Pull out from the material below all lines with "this".

---------- Given records

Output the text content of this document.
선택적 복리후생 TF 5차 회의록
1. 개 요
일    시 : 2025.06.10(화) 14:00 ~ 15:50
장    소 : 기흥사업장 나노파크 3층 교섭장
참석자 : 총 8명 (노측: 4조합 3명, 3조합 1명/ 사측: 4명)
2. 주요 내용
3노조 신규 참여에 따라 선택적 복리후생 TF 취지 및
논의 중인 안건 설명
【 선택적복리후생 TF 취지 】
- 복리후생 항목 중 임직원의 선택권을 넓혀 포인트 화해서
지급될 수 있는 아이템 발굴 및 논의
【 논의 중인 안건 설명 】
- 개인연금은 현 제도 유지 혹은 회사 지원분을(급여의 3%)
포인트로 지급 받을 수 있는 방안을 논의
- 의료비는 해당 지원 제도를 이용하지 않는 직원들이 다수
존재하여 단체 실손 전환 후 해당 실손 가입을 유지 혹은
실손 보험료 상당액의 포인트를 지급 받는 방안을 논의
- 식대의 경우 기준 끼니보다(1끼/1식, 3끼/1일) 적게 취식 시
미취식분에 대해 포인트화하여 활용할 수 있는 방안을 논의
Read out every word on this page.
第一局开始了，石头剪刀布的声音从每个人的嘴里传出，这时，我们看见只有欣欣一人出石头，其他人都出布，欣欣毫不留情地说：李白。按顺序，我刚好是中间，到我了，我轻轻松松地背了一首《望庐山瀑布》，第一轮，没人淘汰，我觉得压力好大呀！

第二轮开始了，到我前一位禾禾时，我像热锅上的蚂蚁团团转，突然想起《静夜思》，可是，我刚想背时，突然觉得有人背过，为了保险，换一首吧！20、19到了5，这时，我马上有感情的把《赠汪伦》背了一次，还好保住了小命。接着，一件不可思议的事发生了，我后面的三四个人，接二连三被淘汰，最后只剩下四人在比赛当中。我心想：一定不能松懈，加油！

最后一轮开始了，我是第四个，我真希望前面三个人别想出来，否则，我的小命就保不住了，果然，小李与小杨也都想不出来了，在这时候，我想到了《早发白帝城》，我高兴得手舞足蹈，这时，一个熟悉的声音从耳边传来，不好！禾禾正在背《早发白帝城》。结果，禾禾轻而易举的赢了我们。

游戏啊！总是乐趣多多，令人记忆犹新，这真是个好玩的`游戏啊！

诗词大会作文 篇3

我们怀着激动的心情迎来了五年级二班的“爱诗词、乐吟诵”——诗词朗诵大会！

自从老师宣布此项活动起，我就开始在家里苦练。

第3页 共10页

--------------------

**Exercise response**
Output the text content of this document.
Read out every word on this page.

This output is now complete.